GIVEN INFORMATION:
———

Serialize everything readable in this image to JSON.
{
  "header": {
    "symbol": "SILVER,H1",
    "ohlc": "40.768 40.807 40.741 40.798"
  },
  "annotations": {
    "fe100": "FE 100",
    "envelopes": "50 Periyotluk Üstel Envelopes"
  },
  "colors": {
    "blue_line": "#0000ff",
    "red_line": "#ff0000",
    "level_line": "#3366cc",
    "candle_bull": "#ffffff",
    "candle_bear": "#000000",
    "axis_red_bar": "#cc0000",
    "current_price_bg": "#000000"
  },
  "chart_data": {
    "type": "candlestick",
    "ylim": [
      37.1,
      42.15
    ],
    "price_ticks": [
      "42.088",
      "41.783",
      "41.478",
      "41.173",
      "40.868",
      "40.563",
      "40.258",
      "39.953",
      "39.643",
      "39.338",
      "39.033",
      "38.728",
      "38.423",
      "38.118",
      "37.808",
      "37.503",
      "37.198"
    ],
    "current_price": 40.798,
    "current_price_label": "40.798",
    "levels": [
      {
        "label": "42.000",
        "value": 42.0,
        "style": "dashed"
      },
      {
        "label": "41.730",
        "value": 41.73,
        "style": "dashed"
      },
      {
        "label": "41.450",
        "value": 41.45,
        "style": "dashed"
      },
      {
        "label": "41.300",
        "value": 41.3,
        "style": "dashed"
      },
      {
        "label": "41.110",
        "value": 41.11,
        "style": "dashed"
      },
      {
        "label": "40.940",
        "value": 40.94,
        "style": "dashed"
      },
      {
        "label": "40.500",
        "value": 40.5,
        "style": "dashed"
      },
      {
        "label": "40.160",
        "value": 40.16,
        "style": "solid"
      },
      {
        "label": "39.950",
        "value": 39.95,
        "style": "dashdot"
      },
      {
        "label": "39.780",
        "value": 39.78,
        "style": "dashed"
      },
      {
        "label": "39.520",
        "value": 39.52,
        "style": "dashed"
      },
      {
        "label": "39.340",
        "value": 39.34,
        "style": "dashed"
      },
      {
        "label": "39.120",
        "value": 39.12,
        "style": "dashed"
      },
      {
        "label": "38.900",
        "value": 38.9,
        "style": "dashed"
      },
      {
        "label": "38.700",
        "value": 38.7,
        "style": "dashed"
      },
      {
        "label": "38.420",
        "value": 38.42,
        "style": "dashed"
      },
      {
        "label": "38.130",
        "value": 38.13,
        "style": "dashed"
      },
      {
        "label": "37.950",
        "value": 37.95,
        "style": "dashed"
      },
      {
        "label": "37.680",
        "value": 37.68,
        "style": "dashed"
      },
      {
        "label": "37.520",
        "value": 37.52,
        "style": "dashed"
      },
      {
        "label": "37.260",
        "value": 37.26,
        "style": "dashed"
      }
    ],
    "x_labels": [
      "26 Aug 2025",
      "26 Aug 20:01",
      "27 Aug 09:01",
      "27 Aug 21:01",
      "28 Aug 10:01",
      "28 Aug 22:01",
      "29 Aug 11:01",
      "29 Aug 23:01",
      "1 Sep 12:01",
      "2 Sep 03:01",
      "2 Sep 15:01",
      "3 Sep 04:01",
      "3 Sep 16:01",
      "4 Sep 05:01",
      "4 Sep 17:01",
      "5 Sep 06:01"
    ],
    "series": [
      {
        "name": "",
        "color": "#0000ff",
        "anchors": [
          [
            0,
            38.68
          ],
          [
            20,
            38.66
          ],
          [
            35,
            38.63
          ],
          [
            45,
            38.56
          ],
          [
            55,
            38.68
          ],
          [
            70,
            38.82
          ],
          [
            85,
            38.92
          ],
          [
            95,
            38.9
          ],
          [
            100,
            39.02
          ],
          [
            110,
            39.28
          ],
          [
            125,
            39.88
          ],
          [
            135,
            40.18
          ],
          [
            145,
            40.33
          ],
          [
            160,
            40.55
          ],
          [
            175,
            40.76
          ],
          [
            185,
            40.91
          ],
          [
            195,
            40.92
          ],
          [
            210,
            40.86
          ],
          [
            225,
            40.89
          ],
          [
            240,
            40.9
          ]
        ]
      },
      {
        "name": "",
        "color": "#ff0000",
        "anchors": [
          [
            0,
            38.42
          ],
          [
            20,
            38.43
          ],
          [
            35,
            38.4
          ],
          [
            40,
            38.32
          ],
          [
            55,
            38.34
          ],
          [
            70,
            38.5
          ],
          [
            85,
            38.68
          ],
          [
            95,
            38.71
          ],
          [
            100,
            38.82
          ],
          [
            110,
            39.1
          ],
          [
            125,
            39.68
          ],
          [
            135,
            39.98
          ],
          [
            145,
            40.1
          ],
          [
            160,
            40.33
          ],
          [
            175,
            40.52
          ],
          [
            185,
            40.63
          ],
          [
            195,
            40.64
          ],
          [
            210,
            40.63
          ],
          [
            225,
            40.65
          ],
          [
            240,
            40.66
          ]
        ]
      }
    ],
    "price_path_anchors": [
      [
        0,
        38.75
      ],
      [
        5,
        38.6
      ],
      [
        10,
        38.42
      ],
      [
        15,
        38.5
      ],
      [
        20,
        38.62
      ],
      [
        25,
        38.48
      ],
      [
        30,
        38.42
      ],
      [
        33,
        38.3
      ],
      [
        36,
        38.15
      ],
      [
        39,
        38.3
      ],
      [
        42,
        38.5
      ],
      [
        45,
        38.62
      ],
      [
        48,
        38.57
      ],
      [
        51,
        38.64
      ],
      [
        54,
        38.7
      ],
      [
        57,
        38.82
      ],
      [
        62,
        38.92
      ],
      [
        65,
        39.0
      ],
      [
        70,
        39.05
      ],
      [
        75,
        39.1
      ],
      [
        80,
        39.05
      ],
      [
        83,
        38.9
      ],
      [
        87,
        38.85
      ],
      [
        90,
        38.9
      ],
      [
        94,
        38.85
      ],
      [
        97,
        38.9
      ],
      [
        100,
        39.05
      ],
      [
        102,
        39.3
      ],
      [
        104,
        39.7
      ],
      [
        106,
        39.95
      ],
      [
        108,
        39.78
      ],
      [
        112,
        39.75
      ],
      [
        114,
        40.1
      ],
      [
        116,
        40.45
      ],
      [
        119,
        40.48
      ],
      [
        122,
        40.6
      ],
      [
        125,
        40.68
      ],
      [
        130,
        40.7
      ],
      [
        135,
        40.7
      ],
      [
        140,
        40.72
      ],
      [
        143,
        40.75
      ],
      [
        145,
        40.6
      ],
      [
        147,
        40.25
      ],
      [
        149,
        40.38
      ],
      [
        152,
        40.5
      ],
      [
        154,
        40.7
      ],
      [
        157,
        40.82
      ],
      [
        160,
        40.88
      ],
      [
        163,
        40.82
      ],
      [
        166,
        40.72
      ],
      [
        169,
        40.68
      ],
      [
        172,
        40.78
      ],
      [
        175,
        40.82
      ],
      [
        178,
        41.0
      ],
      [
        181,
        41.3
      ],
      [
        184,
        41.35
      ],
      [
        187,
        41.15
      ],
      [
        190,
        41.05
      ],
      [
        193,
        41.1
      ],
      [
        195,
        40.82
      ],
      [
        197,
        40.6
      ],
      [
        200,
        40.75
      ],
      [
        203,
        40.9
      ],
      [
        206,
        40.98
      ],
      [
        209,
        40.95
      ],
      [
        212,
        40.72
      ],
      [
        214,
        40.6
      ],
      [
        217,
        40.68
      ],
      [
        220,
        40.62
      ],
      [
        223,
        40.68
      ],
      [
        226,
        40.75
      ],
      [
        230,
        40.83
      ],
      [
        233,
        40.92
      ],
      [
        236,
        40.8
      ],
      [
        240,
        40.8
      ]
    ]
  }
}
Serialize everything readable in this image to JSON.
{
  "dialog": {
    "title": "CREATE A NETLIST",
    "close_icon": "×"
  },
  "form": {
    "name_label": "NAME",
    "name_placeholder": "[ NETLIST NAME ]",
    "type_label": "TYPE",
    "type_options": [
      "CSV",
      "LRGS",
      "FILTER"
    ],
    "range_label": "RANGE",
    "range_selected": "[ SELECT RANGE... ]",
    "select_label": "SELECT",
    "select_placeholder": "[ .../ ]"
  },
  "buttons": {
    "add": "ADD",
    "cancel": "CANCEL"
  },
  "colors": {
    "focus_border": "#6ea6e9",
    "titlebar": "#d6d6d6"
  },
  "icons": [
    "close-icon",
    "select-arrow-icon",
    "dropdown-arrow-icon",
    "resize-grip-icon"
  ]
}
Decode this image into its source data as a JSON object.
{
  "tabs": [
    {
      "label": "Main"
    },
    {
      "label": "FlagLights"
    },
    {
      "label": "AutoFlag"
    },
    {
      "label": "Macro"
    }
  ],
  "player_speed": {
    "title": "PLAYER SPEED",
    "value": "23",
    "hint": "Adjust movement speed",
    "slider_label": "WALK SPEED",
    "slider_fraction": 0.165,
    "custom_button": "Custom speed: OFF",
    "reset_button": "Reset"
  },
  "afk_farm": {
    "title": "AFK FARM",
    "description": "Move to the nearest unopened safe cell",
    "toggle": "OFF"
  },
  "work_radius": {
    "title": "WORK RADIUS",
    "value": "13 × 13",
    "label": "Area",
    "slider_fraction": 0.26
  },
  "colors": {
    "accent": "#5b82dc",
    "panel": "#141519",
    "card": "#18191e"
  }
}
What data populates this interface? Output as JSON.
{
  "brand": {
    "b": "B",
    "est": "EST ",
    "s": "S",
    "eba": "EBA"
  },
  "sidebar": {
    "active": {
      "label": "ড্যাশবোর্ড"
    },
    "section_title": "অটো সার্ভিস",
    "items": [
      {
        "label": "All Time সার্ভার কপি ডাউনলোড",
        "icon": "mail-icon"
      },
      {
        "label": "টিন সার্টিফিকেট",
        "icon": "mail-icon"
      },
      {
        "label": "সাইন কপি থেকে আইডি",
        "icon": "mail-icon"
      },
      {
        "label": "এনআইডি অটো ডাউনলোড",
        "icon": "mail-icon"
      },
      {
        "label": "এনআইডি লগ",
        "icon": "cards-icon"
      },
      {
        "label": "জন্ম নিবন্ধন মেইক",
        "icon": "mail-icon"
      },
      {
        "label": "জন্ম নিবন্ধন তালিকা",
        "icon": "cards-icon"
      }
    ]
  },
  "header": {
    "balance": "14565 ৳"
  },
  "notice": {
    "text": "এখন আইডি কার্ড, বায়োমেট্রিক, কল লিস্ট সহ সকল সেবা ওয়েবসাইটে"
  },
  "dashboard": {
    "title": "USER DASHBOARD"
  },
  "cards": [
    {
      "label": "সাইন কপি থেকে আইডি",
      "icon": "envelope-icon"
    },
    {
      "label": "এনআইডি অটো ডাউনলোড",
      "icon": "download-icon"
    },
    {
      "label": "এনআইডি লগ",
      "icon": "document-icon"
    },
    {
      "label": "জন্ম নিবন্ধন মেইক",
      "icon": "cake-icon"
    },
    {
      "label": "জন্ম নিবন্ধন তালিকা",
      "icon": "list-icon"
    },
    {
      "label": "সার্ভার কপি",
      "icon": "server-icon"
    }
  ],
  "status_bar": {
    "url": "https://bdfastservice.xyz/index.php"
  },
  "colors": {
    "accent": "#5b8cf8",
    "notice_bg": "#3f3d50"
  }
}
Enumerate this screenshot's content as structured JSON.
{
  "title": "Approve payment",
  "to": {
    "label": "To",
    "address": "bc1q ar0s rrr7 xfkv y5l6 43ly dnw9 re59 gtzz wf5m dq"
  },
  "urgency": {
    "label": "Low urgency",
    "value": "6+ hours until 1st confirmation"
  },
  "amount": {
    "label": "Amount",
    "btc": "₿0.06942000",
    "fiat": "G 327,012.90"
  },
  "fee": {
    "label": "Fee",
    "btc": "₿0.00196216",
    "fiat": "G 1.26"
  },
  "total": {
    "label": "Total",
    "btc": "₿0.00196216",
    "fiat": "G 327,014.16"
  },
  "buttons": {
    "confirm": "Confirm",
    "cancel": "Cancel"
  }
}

———

EXERCISE: Copy exactly the lines above, from the one containing "Enumerate this screenshot's" through the very last line.

EXPECTED ANSWER:
Enumerate this screenshot's content as structured JSON.
{
  "title": "Approve payment",
  "to": {
    "label": "To",
    "address": "bc1q ar0s rrr7 xfkv y5l6 43ly dnw9 re59 gtzz wf5m dq"
  },
  "urgency": {
    "label": "Low urgency",
    "value": "6+ hours until 1st confirmation"
  },
  "amount": {
    "label": "Amount",
    "btc": "₿0.06942000",
    "fiat": "G 327,012.90"
  },
  "fee": {
    "label": "Fee",
    "btc": "₿0.00196216",
    "fiat": "G 1.26"
  },
  "total": {
    "label": "Total",
    "btc": "₿0.00196216",
    "fiat": "G 327,014.16"
  },
  "buttons": {
    "confirm": "Confirm",
    "cancel": "Cancel"
  }
}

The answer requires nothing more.